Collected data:
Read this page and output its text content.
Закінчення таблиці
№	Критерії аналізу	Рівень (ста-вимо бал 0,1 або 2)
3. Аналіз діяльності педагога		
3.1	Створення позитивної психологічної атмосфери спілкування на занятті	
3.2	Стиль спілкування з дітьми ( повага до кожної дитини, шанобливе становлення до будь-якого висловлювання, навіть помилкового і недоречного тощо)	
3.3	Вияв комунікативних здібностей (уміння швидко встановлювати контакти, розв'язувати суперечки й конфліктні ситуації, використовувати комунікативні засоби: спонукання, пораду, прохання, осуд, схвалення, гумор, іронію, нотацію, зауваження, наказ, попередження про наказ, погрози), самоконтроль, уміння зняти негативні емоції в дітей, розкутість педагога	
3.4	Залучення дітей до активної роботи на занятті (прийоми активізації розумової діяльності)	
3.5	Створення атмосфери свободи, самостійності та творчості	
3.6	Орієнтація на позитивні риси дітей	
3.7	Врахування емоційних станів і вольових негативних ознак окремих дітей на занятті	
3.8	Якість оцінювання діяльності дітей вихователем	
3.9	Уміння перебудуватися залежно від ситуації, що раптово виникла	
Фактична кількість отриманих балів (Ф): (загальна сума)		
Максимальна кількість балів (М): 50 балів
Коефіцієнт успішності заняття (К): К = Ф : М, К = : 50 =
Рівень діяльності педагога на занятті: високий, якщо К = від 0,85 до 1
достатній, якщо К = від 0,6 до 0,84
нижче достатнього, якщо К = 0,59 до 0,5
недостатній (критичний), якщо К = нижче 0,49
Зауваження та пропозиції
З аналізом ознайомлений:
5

Objective: Repeat every entry exactly as written above.

Correct result:
Read this page and output its text content.
Закінчення таблиці
№	Критерії аналізу	Рівень (ста-вимо бал 0,1 або 2)
3. Аналіз діяльності педагога		
3.1	Створення позитивної психологічної атмосфери спілкування на занятті	
3.2	Стиль спілкування з дітьми ( повага до кожної дитини, шанобливе становлення до будь-якого висловлювання, навіть помилкового і недоречного тощо)	
3.3	Вияв комунікативних здібностей (уміння швидко встановлювати контакти, розв'язувати суперечки й конфліктні ситуації, використовувати комунікативні засоби: спонукання, пораду, прохання, осуд, схвалення, гумор, іронію, нотацію, зауваження, наказ, попередження про наказ, погрози), самоконтроль, уміння зняти негативні емоції в дітей, розкутість педагога	
3.4	Залучення дітей до активної роботи на занятті (прийоми активізації розумової діяльності)	
3.5	Створення атмосфери свободи, самостійності та творчості	
3.6	Орієнтація на позитивні риси дітей	
3.7	Врахування емоційних станів і вольових негативних ознак окремих дітей на занятті	
3.8	Якість оцінювання діяльності дітей вихователем	
3.9	Уміння перебудуватися залежно від ситуації, що раптово виникла	
Фактична кількість отриманих балів (Ф): (загальна сума)		
Максимальна кількість балів (М): 50 балів
Коефіцієнт успішності заняття (К): К = Ф : М, К = : 50 =
Рівень діяльності педагога на занятті: високий, якщо К = від 0,85 до 1
достатній, якщо К = від 0,6 до 0,84
нижче достатнього, якщо К = 0,59 до 0,5
недостатній (критичний), якщо К = нижче 0,49
Зауваження та пропозиції
З аналізом ознайомлений:
5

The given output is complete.